═══ Recorded information ═══

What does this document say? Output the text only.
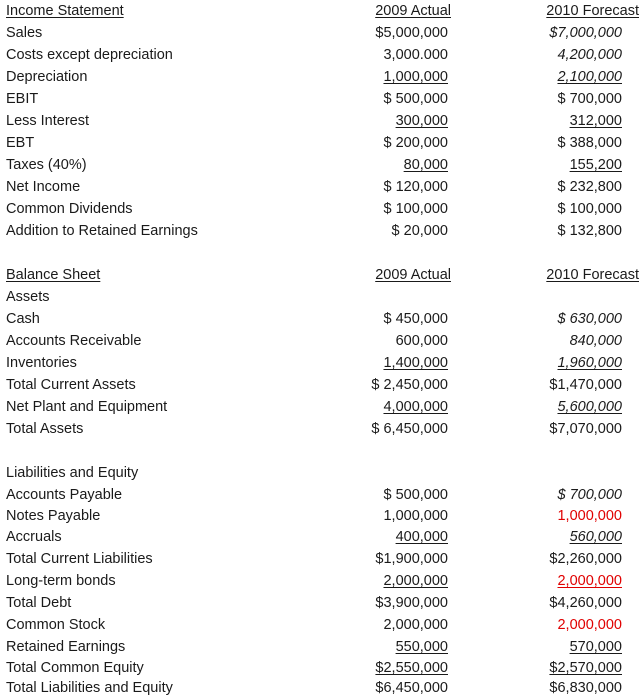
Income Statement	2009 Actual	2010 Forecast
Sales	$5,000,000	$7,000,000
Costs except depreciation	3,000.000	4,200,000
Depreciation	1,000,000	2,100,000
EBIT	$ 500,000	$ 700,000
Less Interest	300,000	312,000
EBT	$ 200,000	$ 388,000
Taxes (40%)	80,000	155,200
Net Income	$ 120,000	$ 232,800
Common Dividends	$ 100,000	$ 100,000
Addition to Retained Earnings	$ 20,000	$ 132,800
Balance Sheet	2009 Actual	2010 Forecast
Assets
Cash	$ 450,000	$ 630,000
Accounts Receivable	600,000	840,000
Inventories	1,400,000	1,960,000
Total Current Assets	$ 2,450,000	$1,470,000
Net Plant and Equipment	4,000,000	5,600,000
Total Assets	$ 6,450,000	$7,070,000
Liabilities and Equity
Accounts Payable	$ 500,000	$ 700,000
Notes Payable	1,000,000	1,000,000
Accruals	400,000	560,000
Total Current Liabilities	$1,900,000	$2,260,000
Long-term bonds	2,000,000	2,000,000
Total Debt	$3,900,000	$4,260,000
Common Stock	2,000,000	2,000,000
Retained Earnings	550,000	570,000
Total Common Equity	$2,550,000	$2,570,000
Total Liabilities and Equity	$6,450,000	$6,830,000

═══

Task statement ▸ Every entry above needs to be retyped exactly; drop the pictures.

Worked answer ▸
What does this document say? Output the text only.
Income Statement	2009 Actual	2010 Forecast
Sales	$5,000,000	$7,000,000
Costs except depreciation	3,000.000	4,200,000
Depreciation	1,000,000	2,100,000
EBIT	$ 500,000	$ 700,000
Less Interest	300,000	312,000
EBT	$ 200,000	$ 388,000
Taxes (40%)	80,000	155,200
Net Income	$ 120,000	$ 232,800
Common Dividends	$ 100,000	$ 100,000
Addition to Retained Earnings	$ 20,000	$ 132,800
Balance Sheet	2009 Actual	2010 Forecast
Assets
Cash	$ 450,000	$ 630,000
Accounts Receivable	600,000	840,000
Inventories	1,400,000	1,960,000
Total Current Assets	$ 2,450,000	$1,470,000
Net Plant and Equipment	4,000,000	5,600,000
Total Assets	$ 6,450,000	$7,070,000
Liabilities and Equity
Accounts Payable	$ 500,000	$ 700,000
Notes Payable	1,000,000	1,000,000
Accruals	400,000	560,000
Total Current Liabilities	$1,900,000	$2,260,000
Long-term bonds	2,000,000	2,000,000
Total Debt	$3,900,000	$4,260,000
Common Stock	2,000,000	2,000,000
Retained Earnings	550,000	570,000
Total Common Equity	$2,550,000	$2,570,000
Total Liabilities and Equity	$6,450,000	$6,830,000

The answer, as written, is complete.